Task: Please give the listing again in its entirety, exactly as written.
*** Records supplied ***
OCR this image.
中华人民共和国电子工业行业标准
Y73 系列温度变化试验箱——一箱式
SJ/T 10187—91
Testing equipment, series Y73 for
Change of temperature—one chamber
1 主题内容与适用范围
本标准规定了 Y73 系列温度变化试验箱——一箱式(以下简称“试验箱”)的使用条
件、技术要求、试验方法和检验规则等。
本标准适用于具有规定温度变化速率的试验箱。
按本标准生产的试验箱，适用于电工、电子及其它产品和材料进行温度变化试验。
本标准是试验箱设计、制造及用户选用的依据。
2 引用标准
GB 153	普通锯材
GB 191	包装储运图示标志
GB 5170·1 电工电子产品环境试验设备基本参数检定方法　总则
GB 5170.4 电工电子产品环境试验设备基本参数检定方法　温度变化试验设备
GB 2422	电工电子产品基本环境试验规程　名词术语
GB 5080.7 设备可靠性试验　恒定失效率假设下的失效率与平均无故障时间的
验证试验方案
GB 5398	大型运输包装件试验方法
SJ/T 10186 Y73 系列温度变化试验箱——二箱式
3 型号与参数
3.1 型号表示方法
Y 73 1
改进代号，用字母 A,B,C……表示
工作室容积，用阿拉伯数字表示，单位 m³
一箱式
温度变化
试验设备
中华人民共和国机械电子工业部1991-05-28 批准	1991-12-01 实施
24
***
Task response:
OCR this image.
中华人民共和国电子工业行业标准
Y73 系列温度变化试验箱——一箱式
SJ/T 10187—91
Testing equipment, series Y73 for
Change of temperature—one chamber
1 主题内容与适用范围
本标准规定了 Y73 系列温度变化试验箱——一箱式(以下简称“试验箱”)的使用条
件、技术要求、试验方法和检验规则等。
本标准适用于具有规定温度变化速率的试验箱。
按本标准生产的试验箱，适用于电工、电子及其它产品和材料进行温度变化试验。
本标准是试验箱设计、制造及用户选用的依据。
2 引用标准
GB 153	普通锯材
GB 191	包装储运图示标志
GB 5170·1 电工电子产品环境试验设备基本参数检定方法　总则
GB 5170.4 电工电子产品环境试验设备基本参数检定方法　温度变化试验设备
GB 2422	电工电子产品基本环境试验规程　名词术语
GB 5080.7 设备可靠性试验　恒定失效率假设下的失效率与平均无故障时间的
验证试验方案
GB 5398	大型运输包装件试验方法
SJ/T 10186 Y73 系列温度变化试验箱——二箱式
3 型号与参数
3.1 型号表示方法
Y 73 1
改进代号，用字母 A,B,C……表示
工作室容积，用阿拉伯数字表示，单位 m³
一箱式
温度变化
试验设备
中华人民共和国机械电子工业部1991-05-28 批准	1991-12-01 实施
24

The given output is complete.